### [Task prompt]
Scan the data for "price" and copy the lines it appears in.

** begin Items **

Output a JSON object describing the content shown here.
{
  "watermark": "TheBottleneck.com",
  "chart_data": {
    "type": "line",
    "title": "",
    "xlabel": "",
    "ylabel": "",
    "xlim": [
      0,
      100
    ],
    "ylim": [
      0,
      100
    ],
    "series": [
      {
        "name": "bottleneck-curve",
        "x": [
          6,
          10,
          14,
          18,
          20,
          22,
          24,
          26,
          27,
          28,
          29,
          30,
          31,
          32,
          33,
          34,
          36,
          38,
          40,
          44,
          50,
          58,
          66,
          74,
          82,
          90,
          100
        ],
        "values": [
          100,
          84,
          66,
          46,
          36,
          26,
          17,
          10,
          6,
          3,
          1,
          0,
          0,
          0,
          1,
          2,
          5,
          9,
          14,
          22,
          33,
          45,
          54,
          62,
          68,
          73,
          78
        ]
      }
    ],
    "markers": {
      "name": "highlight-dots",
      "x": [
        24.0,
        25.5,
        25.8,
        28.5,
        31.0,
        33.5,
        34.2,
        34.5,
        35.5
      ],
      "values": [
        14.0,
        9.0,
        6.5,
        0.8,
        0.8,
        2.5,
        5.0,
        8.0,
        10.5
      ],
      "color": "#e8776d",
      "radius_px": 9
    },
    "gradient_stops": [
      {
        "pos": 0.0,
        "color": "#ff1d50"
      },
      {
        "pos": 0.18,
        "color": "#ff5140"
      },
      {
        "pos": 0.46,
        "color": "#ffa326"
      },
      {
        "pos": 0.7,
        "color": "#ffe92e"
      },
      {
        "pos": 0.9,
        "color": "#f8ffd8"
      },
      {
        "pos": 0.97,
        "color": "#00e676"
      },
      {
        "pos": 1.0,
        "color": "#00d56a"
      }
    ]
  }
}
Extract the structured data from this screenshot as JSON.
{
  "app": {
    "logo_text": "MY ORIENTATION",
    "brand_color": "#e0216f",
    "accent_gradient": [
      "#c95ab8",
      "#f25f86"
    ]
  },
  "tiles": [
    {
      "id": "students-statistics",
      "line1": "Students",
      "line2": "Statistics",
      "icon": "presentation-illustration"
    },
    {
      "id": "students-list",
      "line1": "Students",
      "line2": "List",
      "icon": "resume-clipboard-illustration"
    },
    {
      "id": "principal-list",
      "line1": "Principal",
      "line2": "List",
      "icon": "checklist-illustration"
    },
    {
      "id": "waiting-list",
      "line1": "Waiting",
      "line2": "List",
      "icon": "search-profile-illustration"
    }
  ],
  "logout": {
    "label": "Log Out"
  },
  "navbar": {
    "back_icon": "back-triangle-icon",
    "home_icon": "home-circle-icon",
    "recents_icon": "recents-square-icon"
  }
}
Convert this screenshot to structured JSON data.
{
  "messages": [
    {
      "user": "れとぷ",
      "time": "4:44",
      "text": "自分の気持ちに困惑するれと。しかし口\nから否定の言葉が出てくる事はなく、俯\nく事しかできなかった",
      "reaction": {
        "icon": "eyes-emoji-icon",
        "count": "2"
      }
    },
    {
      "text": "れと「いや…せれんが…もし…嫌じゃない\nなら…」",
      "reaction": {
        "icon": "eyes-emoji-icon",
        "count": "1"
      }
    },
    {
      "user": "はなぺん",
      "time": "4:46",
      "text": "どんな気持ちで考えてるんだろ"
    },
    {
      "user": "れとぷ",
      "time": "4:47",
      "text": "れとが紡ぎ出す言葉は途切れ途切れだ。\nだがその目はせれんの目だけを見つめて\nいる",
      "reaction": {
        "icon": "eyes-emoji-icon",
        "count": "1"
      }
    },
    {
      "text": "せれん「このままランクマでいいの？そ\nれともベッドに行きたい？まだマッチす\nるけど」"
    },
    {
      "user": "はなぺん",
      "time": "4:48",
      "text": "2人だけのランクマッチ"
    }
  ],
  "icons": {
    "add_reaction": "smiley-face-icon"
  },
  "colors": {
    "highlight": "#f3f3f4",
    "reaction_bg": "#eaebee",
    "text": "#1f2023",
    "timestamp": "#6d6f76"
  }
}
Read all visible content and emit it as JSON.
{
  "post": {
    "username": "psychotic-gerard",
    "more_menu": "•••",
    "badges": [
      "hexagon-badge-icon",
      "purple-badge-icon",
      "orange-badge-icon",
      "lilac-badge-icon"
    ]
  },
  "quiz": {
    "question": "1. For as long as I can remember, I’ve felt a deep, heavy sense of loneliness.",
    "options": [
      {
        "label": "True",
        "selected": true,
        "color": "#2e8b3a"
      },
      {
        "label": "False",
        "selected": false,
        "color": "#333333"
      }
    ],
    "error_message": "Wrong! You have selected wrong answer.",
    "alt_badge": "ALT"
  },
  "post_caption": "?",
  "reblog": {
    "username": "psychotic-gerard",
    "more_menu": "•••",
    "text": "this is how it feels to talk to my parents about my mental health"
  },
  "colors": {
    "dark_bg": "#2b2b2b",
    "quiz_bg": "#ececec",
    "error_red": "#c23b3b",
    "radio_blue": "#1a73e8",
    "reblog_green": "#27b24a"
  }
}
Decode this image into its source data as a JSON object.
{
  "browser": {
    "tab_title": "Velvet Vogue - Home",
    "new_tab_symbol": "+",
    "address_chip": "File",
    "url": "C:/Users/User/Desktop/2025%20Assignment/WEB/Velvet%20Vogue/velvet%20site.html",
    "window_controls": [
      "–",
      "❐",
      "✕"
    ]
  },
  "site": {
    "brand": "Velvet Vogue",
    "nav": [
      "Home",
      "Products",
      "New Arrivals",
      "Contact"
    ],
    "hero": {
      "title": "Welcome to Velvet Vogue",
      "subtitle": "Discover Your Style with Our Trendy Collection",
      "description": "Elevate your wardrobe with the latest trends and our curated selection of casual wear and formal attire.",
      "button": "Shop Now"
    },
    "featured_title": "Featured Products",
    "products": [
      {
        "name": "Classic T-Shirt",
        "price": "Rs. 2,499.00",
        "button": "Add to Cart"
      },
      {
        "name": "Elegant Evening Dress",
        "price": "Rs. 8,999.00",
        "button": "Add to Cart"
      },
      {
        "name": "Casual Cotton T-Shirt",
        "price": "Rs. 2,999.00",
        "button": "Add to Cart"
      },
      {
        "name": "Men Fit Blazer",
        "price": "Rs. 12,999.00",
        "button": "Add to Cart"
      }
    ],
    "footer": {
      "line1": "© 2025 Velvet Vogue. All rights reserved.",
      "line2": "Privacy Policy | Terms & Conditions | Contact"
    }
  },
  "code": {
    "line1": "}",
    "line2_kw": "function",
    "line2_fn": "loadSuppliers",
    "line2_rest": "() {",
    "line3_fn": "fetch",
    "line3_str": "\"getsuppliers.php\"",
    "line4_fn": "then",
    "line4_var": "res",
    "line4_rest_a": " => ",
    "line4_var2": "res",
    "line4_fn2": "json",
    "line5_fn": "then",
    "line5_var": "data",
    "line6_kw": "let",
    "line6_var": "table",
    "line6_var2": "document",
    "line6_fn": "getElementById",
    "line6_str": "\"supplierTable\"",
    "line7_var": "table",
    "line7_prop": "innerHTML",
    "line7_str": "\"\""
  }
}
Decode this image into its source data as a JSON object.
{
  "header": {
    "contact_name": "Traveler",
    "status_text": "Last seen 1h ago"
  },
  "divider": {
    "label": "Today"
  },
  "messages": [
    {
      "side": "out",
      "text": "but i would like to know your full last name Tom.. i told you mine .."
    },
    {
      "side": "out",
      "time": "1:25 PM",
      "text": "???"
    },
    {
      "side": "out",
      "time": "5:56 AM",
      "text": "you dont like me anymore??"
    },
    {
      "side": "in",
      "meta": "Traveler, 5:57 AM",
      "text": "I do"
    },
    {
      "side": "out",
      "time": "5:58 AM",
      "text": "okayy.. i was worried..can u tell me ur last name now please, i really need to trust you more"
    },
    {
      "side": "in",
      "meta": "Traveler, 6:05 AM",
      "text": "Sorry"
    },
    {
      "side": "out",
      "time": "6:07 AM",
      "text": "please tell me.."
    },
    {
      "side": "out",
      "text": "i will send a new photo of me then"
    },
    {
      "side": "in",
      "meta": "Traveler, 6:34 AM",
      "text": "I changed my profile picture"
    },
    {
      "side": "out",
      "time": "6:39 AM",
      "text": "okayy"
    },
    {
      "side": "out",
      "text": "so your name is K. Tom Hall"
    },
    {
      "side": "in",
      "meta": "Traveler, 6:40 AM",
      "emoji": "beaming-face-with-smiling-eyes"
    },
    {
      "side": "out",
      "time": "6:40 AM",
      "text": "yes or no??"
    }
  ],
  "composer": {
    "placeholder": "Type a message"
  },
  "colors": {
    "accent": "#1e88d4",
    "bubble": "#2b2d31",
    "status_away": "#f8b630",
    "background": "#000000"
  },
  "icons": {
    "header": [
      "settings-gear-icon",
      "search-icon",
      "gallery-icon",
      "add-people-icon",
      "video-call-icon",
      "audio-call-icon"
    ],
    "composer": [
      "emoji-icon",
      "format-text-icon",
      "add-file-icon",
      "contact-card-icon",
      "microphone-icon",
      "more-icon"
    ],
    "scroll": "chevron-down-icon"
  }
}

** end Items **

### [Output for this task]
        "price": "Rs. 2,499.00",
        "price": "Rs. 8,999.00",
        "price": "Rs. 2,999.00",
        "price": "Rs. 12,999.00",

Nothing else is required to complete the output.